• DATA SUPPLIED

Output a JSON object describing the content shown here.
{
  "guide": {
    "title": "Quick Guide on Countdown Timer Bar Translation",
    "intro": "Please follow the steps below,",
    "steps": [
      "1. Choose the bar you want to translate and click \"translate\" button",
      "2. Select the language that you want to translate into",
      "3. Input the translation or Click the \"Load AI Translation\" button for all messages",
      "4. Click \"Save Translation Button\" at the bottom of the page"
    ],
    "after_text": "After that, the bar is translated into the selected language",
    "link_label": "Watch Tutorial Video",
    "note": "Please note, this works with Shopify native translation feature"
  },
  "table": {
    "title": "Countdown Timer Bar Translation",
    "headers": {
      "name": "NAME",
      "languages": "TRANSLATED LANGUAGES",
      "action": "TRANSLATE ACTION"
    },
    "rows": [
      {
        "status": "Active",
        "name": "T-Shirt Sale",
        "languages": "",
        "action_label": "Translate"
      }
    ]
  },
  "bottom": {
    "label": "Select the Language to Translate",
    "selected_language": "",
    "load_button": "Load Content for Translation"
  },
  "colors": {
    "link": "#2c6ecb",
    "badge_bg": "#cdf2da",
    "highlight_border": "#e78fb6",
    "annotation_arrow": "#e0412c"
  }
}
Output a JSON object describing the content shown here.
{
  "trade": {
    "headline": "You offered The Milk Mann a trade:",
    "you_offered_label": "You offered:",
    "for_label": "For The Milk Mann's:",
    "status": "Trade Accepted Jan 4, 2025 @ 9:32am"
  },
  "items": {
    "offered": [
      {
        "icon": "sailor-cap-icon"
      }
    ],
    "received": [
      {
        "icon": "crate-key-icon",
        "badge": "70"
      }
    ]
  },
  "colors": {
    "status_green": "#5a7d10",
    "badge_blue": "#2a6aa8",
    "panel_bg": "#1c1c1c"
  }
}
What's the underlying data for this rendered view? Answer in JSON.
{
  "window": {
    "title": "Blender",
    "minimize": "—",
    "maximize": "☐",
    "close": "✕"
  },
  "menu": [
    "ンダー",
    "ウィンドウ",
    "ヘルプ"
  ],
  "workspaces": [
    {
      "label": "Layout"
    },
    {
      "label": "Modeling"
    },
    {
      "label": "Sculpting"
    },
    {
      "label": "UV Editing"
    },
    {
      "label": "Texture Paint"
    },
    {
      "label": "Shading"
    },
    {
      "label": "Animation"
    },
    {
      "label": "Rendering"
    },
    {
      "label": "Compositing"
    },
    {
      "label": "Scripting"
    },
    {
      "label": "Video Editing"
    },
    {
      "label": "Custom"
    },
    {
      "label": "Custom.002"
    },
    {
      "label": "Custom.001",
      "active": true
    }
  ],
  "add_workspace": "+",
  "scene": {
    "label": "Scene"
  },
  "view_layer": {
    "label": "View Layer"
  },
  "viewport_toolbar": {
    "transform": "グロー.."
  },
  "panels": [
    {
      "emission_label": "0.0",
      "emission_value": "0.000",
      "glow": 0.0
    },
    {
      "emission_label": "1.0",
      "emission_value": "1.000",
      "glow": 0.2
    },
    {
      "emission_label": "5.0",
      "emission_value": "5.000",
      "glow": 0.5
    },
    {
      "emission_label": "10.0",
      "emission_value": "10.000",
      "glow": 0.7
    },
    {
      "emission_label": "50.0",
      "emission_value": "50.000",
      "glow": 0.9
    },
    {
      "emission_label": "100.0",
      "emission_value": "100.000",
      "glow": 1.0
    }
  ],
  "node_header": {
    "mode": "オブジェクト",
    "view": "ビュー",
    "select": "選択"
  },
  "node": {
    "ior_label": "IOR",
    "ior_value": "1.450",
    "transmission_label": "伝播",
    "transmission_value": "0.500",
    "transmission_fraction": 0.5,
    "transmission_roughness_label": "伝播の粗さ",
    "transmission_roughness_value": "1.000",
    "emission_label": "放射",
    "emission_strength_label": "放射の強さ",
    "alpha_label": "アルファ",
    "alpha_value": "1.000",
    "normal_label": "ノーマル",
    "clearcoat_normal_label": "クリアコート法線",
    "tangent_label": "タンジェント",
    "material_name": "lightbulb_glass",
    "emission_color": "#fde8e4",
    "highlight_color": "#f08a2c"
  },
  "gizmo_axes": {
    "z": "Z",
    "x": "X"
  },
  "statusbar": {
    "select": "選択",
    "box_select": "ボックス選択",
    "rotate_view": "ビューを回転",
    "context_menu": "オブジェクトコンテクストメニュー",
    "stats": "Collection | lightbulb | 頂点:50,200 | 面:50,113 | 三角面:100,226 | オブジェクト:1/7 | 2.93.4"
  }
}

• REQUIRED WORK
Reproduce every line of the listing above in which the string "title" appears.

• EXPECTED ANSWER
    "title": "Quick Guide on Countdown Timer Bar Translation",
    "title": "Countdown Timer Bar Translation",
    "title": "Blender",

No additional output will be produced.